EXTRAIT SOURCE:
* * *

Notre proximité dépasse la sphère culturelle. Dans le domaine de la sécurité notamment, la France et l’Allemagne ont des intérêts communs. À nos yeux, la coopération en matière de sécurité tant extérieure qu’intérieure ne peut qu’améliorer la qualité du travail de nos services et la sûreté de nos concitoyens.
Avec 47 milliards d’euros, le budget de la défense de l’Allemagne dépasse celui de la France depuis cette année. Bien que les groupes politiques allemands soient très partagés sur les questions de défense, nous devons rapprocher davantage nos nations pour réduire la trop forte dépendance de l’Europe à l’égard des États-Unis.
Au-delà de ce traité, le Fonds européen de la défense est également un excellent outil. Il devrait permettre de canaliser des moyens financiers au bénéfice de nos entreprises.
Les projets franco-allemands d’avion de chasse et de char attestent de l’opportunité d’une telle coopération. Les différences de vues, récemment mises en lumière par les divergences en matière d’exportation d’armes, nous rappellent l’utilité et la nécessité d’une coordination entre les gouvernements allemand et français tout en respectant le choix de chacun.
Nous avons besoin d’harmoniser nos doctrines, afin d’augmenter encore notre intégration. L’Europe s’essouffle face à l’hégémonie de ceux qui profitent de telles divisions. Nous devons reconstituer une capacité d’action stratégique à l’échelon européen.
Le couple franco-allemand a un rôle essentiel à tenir, afin de rester le moteur de l’Union européenne, d’autant qu’il ne faut pas sous-estimer les risques de démantèlement européen.

* * *

DONNÉES FOURNIES:
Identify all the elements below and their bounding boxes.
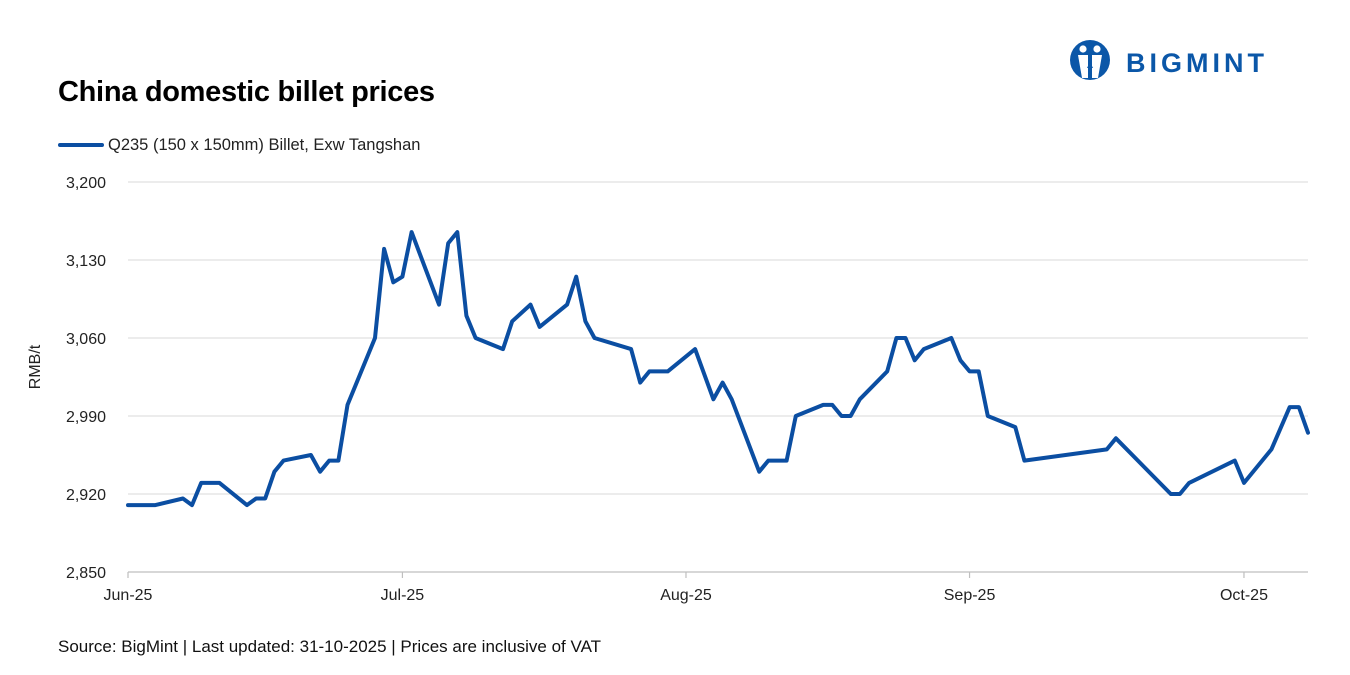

* * *

CONSIGNES:
a: Répondez aux questions suivantes d'après l'extrait sur la coopération franco-allemande en matière de défense :
(i) À combien s'élève le budget de la défense de l'Allemagne ?
(ii) Quel instrument est qualifié d'excellent outil au-delà du traité ?
(iii) Quels projets franco-allemands attestent de l'opportunité d'une telle coopération ?
b: Réécrivez tout le passage de l'extrait sur la coopération franco-allemande en matière de défense, depuis « Au-delà de ce » jusqu'à « à l’échelon européen. », en substituant « avion de combat » à « avion de chasse ».

RÉPONSES:
a:
(i) 47 milliards d'euros.
(ii) Le Fonds européen de la défense.
(iii) Les projets d'avion de chasse et de char.

b:
Au-delà de ce traité, le Fonds européen de la défense est également un excellent outil. Il devrait permettre de canaliser des moyens financiers au bénéfice de nos entreprises.
Les projets franco-allemands d’avion de combat et de char attestent de l’opportunité d’une telle coopération. Les différences de vues, récemment mises en lumière par les divergences en matière d’exportation d’armes, nous rappellent l’utilité et la nécessité d’une coordination entre les gouvernements allemand et français tout en respectant le choix de chacun.
Nous avons besoin d’harmoniser nos doctrines, afin d’augmenter encore notre intégration. L’Europe s’essouffle face à l’hégémonie de ceux qui profitent de telles divisions. Nous devons reconstituer une capacité d’action stratégique à l’échelon européen.